STORED DATA:
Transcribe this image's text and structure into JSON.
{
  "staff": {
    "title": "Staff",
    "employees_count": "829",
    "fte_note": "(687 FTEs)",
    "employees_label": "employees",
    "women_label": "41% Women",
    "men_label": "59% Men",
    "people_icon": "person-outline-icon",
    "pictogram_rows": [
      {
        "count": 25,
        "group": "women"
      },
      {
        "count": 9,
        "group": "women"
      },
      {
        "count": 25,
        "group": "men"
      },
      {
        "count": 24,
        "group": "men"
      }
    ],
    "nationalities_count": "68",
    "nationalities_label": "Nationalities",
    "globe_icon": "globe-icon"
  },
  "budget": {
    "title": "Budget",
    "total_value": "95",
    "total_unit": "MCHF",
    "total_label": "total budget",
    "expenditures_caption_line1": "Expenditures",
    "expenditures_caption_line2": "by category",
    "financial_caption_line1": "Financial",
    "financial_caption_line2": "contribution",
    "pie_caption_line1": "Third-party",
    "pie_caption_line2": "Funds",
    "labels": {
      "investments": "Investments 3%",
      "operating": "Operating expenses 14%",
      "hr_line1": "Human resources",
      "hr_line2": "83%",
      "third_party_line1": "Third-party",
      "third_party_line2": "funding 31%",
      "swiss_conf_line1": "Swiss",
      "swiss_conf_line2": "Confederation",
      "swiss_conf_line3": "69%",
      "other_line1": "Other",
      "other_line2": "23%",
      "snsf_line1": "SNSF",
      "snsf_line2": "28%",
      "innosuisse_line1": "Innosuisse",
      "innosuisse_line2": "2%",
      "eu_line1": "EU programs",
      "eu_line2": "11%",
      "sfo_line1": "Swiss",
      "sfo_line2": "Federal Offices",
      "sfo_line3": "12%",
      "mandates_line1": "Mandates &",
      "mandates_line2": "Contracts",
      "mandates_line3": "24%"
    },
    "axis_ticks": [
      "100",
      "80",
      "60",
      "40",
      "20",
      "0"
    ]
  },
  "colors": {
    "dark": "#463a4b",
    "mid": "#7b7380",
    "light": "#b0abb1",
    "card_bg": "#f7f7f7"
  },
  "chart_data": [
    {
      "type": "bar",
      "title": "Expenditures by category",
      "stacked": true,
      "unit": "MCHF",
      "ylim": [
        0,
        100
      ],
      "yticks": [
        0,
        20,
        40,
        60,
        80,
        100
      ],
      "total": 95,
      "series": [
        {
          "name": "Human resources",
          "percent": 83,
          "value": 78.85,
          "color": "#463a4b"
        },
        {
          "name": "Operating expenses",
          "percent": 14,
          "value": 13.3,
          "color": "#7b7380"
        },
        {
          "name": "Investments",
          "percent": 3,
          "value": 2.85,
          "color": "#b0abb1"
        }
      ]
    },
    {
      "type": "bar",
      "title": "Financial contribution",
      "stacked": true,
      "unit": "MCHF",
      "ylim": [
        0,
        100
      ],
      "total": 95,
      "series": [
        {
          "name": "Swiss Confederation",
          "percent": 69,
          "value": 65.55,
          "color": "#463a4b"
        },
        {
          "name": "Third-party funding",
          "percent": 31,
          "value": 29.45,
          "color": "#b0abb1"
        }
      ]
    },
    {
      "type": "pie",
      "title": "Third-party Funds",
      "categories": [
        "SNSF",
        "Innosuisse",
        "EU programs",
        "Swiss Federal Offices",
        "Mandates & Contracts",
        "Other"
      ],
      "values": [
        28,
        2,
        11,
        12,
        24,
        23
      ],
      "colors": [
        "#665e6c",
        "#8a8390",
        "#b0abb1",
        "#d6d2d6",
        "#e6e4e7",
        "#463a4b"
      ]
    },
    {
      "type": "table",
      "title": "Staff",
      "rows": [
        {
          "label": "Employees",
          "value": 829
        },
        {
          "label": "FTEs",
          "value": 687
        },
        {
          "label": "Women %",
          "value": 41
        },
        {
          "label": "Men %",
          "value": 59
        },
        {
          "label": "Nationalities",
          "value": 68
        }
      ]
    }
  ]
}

OBJECTIVE:
Word for word, restate all of the data shown above.

SOLUTION:
Transcribe this image's text and structure into JSON.
{
  "staff": {
    "title": "Staff",
    "employees_count": "829",
    "fte_note": "(687 FTEs)",
    "employees_label": "employees",
    "women_label": "41% Women",
    "men_label": "59% Men",
    "people_icon": "person-outline-icon",
    "pictogram_rows": [
      {
        "count": 25,
        "group": "women"
      },
      {
        "count": 9,
        "group": "women"
      },
      {
        "count": 25,
        "group": "men"
      },
      {
        "count": 24,
        "group": "men"
      }
    ],
    "nationalities_count": "68",
    "nationalities_label": "Nationalities",
    "globe_icon": "globe-icon"
  },
  "budget": {
    "title": "Budget",
    "total_value": "95",
    "total_unit": "MCHF",
    "total_label": "total budget",
    "expenditures_caption_line1": "Expenditures",
    "expenditures_caption_line2": "by category",
    "financial_caption_line1": "Financial",
    "financial_caption_line2": "contribution",
    "pie_caption_line1": "Third-party",
    "pie_caption_line2": "Funds",
    "labels": {
      "investments": "Investments 3%",
      "operating": "Operating expenses 14%",
      "hr_line1": "Human resources",
      "hr_line2": "83%",
      "third_party_line1": "Third-party",
      "third_party_line2": "funding 31%",
      "swiss_conf_line1": "Swiss",
      "swiss_conf_line2": "Confederation",
      "swiss_conf_line3": "69%",
      "other_line1": "Other",
      "other_line2": "23%",
      "snsf_line1": "SNSF",
      "snsf_line2": "28%",
      "innosuisse_line1": "Innosuisse",
      "innosuisse_line2": "2%",
      "eu_line1": "EU programs",
      "eu_line2": "11%",
      "sfo_line1": "Swiss",
      "sfo_line2": "Federal Offices",
      "sfo_line3": "12%",
      "mandates_line1": "Mandates &",
      "mandates_line2": "Contracts",
      "mandates_line3": "24%"
    },
    "axis_ticks": [
      "100",
      "80",
      "60",
      "40",
      "20",
      "0"
    ]
  },
  "colors": {
    "dark": "#463a4b",
    "mid": "#7b7380",
    "light": "#b0abb1",
    "card_bg": "#f7f7f7"
  },
  "chart_data": [
    {
      "type": "bar",
      "title": "Expenditures by category",
      "stacked": true,
      "unit": "MCHF",
      "ylim": [
        0,
        100
      ],
      "yticks": [
        0,
        20,
        40,
        60,
        80,
        100
      ],
      "total": 95,
      "series": [
        {
          "name": "Human resources",
          "percent": 83,
          "value": 78.85,
          "color": "#463a4b"
        },
        {
          "name": "Operating expenses",
          "percent": 14,
          "value": 13.3,
          "color": "#7b7380"
        },
        {
          "name": "Investments",
          "percent": 3,
          "value": 2.85,
          "color": "#b0abb1"
        }
      ]
    },
    {
      "type": "bar",
      "title": "Financial contribution",
      "stacked": true,
      "unit": "MCHF",
      "ylim": [
        0,
        100
      ],
      "total": 95,
      "series": [
        {
          "name": "Swiss Confederation",
          "percent": 69,
          "value": 65.55,
          "color": "#463a4b"
        },
        {
          "name": "Third-party funding",
          "percent": 31,
          "value": 29.45,
          "color": "#b0abb1"
        }
      ]
    },
    {
      "type": "pie",
      "title": "Third-party Funds",
      "categories": [
        "SNSF",
        "Innosuisse",
        "EU programs",
        "Swiss Federal Offices",
        "Mandates & Contracts",
        "Other"
      ],
      "values": [
        28,
        2,
        11,
        12,
        24,
        23
      ],
      "colors": [
        "#665e6c",
        "#8a8390",
        "#b0abb1",
        "#d6d2d6",
        "#e6e4e7",
        "#463a4b"
      ]
    },
    {
      "type": "table",
      "title": "Staff",
      "rows": [
        {
          "label": "Employees",
          "value": 829
        },
        {
          "label": "FTEs",
          "value": 687
        },
        {
          "label": "Women %",
          "value": 41
        },
        {
          "label": "Men %",
          "value": 59
        },
        {
          "label": "Nationalities",
          "value": 68
        }
      ]
    }
  ]
}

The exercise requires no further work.